DATASET RECORDS:
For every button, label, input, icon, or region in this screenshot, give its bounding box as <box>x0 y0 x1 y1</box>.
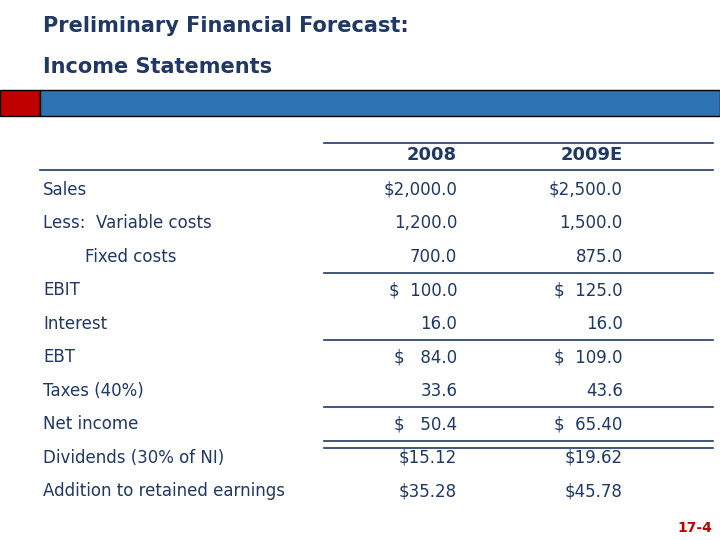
Text: $45.78: $45.78 <box>565 482 623 500</box>
Text: 2009E: 2009E <box>561 146 623 164</box>
Text: Preliminary Financial Forecast:: Preliminary Financial Forecast: <box>43 16 409 36</box>
Text: $   84.0: $ 84.0 <box>394 348 457 366</box>
Text: 16.0: 16.0 <box>586 315 623 333</box>
Text: EBIT: EBIT <box>43 281 80 299</box>
Text: $2,500.0: $2,500.0 <box>549 181 623 199</box>
Text: Fixed costs: Fixed costs <box>43 248 176 266</box>
Text: Taxes (40%): Taxes (40%) <box>43 382 144 400</box>
Text: 875.0: 875.0 <box>575 248 623 266</box>
Text: Income Statements: Income Statements <box>43 57 272 77</box>
Text: 1,500.0: 1,500.0 <box>559 214 623 232</box>
Text: 1,200.0: 1,200.0 <box>394 214 457 232</box>
Text: $  109.0: $ 109.0 <box>554 348 623 366</box>
Text: $15.12: $15.12 <box>399 449 457 467</box>
FancyBboxPatch shape <box>0 90 40 116</box>
Text: Sales: Sales <box>43 181 87 199</box>
Text: 17-4: 17-4 <box>678 521 713 535</box>
Text: $   50.4: $ 50.4 <box>394 415 457 433</box>
Text: $35.28: $35.28 <box>399 482 457 500</box>
Text: $  125.0: $ 125.0 <box>554 281 623 299</box>
Text: 33.6: 33.6 <box>420 382 457 400</box>
Text: 43.6: 43.6 <box>586 382 623 400</box>
Text: $  100.0: $ 100.0 <box>389 281 457 299</box>
FancyBboxPatch shape <box>40 90 720 116</box>
Text: $  65.40: $ 65.40 <box>554 415 623 433</box>
Text: Interest: Interest <box>43 315 107 333</box>
Text: Dividends (30% of NI): Dividends (30% of NI) <box>43 449 225 467</box>
Text: EBT: EBT <box>43 348 75 366</box>
Text: $19.62: $19.62 <box>564 449 623 467</box>
Text: 16.0: 16.0 <box>420 315 457 333</box>
Text: 700.0: 700.0 <box>410 248 457 266</box>
Text: 2008: 2008 <box>407 146 457 164</box>
Text: Addition to retained earnings: Addition to retained earnings <box>43 482 285 500</box>
Text: Net income: Net income <box>43 415 138 433</box>
Text: $2,000.0: $2,000.0 <box>383 181 457 199</box>
Text: Less:  Variable costs: Less: Variable costs <box>43 214 212 232</box>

REQUEST: Rewrite the items from the line with "Text: $45.78: $45.78" through the line with "Text: Income Statements: Income", swapping "Fixed costs" for "Overhead costs" and changing nothing else.

EXERCISE SOLUTION:
Text: $45.78: $45.78 <box>565 482 623 500</box>
Text: 2009E: 2009E <box>561 146 623 164</box>
Text: Preliminary Financial Forecast:: Preliminary Financial Forecast: <box>43 16 409 36</box>
Text: $   84.0: $ 84.0 <box>394 348 457 366</box>
Text: 16.0: 16.0 <box>586 315 623 333</box>
Text: EBIT: EBIT <box>43 281 80 299</box>
Text: $2,500.0: $2,500.0 <box>549 181 623 199</box>
Text: Overhead costs: Overhead costs <box>43 248 176 266</box>
Text: Taxes (40%): Taxes (40%) <box>43 382 144 400</box>
Text: 875.0: 875.0 <box>575 248 623 266</box>
Text: Income Statements: Income Statements <box>43 57 272 77</box>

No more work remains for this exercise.